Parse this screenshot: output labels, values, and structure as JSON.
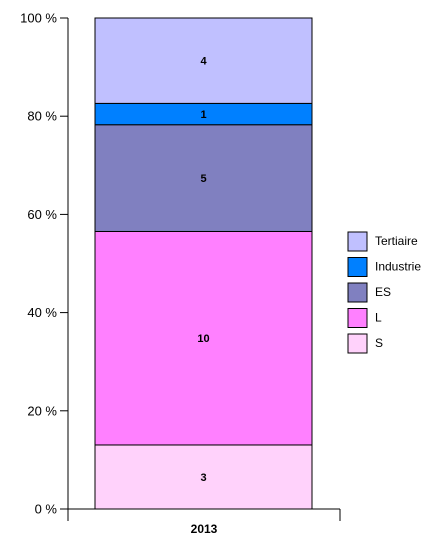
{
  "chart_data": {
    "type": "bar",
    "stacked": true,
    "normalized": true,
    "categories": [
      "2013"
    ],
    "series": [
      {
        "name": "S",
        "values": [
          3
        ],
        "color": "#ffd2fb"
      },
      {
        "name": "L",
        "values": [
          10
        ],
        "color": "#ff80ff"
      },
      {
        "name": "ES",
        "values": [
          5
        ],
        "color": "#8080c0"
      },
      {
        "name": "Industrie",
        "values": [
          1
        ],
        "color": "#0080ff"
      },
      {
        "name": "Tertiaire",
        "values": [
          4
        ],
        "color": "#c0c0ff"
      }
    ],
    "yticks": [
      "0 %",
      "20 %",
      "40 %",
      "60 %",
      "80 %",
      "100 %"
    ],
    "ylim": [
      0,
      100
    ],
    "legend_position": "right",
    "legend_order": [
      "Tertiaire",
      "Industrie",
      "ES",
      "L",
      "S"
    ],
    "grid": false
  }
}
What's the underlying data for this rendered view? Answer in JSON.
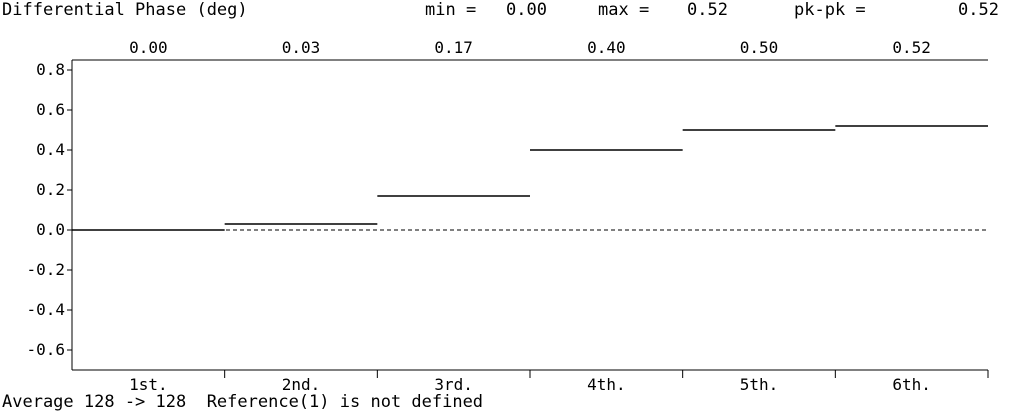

==

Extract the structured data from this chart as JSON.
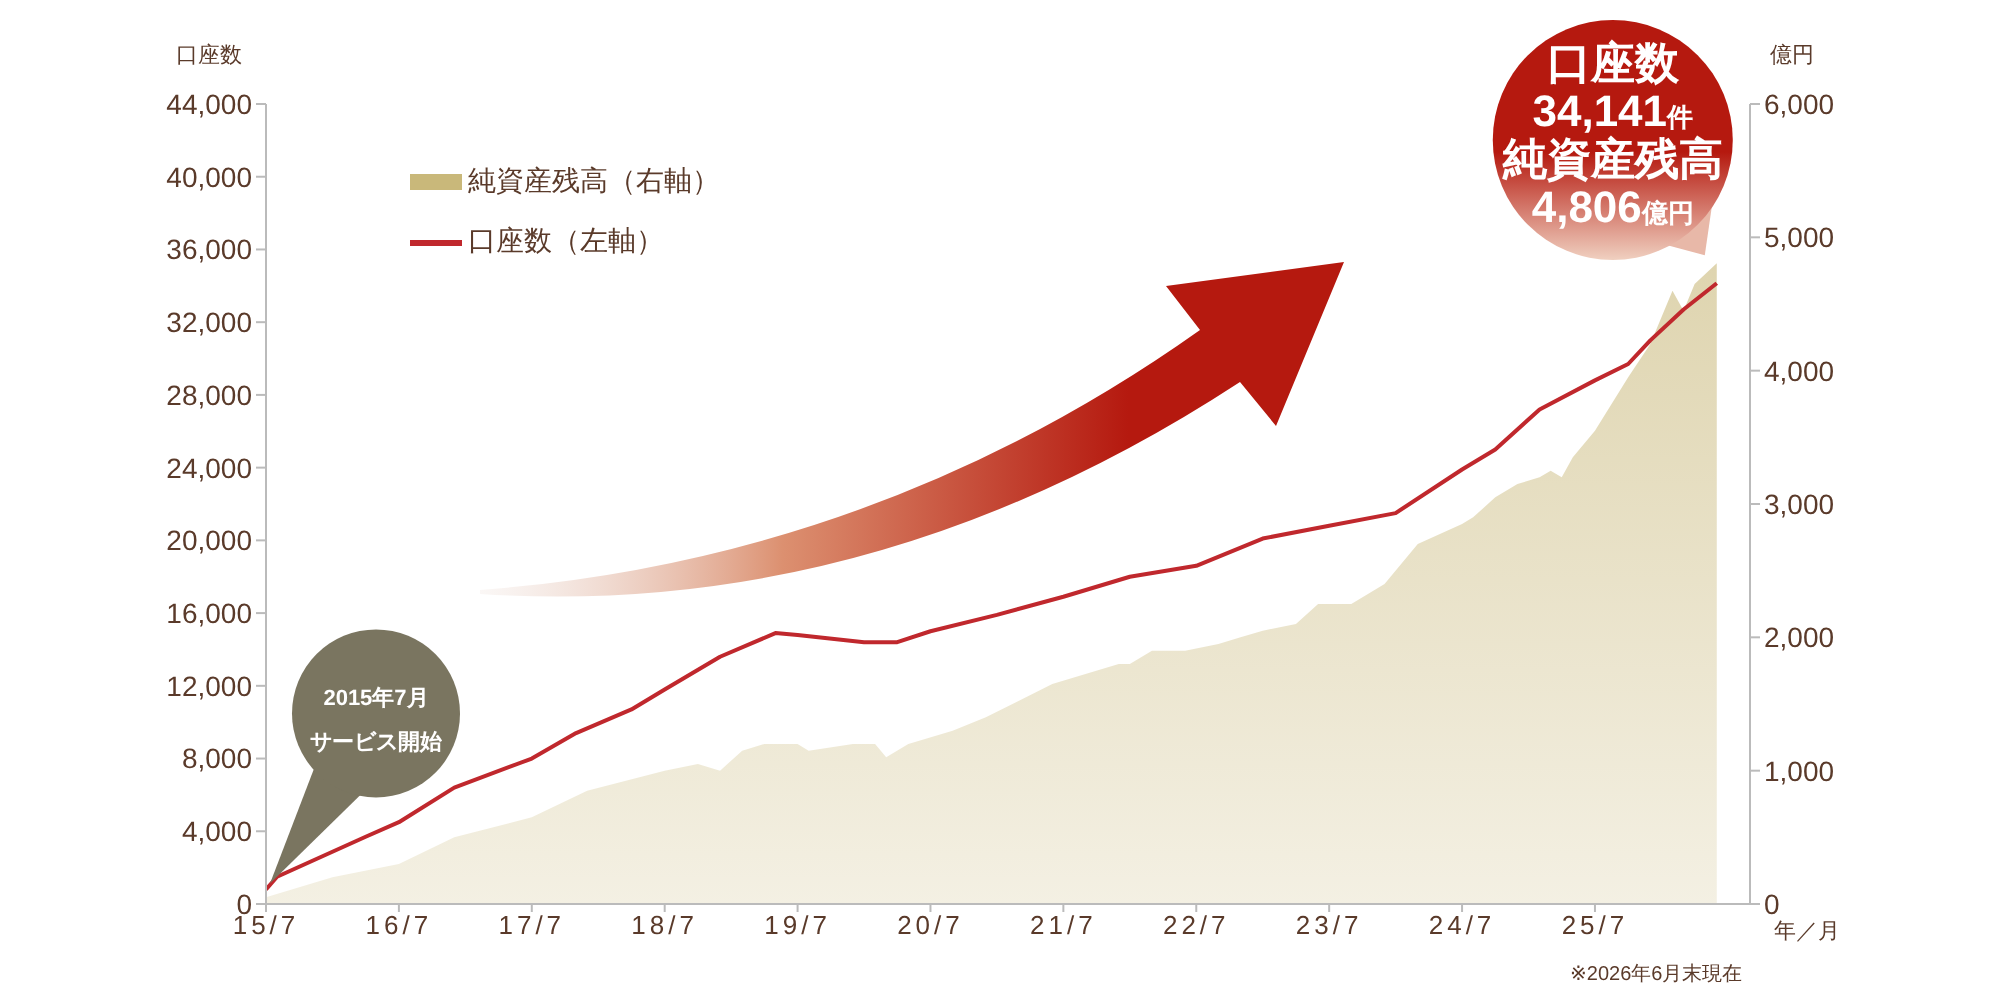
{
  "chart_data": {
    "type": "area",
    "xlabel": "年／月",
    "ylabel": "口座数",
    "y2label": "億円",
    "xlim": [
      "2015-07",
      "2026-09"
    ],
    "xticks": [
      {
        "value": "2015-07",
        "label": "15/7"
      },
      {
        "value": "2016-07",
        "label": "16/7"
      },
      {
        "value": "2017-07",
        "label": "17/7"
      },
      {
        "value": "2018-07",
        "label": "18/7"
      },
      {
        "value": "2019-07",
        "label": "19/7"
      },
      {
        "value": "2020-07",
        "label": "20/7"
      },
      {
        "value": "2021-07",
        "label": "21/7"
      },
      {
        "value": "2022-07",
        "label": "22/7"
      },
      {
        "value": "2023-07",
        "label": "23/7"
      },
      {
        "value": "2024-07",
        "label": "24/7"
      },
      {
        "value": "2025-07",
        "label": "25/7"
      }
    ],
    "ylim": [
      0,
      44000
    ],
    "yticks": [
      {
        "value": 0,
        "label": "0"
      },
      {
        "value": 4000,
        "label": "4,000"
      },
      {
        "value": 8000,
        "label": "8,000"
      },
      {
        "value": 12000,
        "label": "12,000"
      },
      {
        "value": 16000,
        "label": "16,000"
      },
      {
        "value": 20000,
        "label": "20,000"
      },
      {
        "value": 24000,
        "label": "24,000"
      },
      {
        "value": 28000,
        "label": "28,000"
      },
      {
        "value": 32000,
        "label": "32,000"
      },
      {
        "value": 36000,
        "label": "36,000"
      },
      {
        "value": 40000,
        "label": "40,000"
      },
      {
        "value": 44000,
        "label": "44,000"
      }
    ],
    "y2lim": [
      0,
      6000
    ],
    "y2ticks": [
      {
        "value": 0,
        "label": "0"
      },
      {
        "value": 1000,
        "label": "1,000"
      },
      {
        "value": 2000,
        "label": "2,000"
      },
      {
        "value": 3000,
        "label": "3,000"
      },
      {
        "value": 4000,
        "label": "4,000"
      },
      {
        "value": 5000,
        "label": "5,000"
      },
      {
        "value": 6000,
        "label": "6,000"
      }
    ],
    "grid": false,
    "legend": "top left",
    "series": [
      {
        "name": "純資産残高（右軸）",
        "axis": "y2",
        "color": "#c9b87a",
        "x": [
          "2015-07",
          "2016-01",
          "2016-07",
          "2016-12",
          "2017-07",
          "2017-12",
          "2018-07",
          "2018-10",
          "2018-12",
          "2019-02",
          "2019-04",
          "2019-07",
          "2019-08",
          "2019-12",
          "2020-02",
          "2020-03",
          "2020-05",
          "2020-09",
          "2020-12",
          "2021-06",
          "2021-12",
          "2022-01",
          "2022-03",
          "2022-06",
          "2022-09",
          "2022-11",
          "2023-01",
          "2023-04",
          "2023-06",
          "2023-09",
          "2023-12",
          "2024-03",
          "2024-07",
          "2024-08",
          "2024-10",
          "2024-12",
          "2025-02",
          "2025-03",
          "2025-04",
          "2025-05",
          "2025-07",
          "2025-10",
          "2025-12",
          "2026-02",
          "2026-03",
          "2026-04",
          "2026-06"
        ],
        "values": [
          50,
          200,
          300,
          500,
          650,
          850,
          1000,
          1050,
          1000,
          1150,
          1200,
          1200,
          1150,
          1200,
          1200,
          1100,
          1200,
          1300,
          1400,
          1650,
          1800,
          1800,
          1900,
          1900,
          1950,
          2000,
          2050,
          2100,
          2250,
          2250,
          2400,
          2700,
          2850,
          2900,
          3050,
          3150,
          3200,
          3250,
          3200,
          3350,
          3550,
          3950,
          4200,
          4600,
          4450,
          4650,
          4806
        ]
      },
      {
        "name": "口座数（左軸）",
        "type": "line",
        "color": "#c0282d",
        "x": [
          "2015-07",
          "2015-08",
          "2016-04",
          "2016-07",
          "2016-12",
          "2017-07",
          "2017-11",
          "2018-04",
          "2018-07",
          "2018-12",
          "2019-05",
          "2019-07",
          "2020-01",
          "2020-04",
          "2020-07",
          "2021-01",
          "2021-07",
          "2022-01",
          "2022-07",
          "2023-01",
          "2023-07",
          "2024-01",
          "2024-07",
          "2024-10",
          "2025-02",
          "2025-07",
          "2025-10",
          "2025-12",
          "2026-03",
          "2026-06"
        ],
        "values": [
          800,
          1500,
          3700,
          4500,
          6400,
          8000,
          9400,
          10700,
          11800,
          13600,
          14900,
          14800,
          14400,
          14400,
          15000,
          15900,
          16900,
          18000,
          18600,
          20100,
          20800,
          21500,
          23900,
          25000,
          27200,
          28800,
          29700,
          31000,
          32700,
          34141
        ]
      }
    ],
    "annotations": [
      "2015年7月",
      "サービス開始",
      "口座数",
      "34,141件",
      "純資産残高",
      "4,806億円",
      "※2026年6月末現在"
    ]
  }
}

## Problem to solve
Repeat the lines between those holding "Parse this screenshot: output" and "What's the underlying", inclusive. Pictures stay out.

## Complete output
Parse this screenshot: output labels, values, and structure as JSON.
{
  "chart_data": {
    "type": "bar",
    "stacked": true,
    "normalized": true,
    "categories": [
      "2013"
    ],
    "series": [
      {
        "name": "S",
        "values": [
          3
        ],
        "color": "#ffd2fb"
      },
      {
        "name": "L",
        "values": [
          10
        ],
        "color": "#ff80ff"
      },
      {
        "name": "ES",
        "values": [
          5
        ],
        "color": "#8080c0"
      },
      {
        "name": "Industrie",
        "values": [
          1
        ],
        "color": "#0080ff"
      },
      {
        "name": "Tertiaire",
        "values": [
          4
        ],
        "color": "#c0c0ff"
      }
    ],
    "yticks": [
      "0 %",
      "20 %",
      "40 %",
      "60 %",
      "80 %",
      "100 %"
    ],
    "ylim": [
      0,
      100
    ],
    "legend_position": "right",
    "legend_order": [
      "Tertiaire",
      "Industrie",
      "ES",
      "L",
      "S"
    ],
    "grid": false
  }
}
What's the underlying data for this rendered view? Answer in JSON.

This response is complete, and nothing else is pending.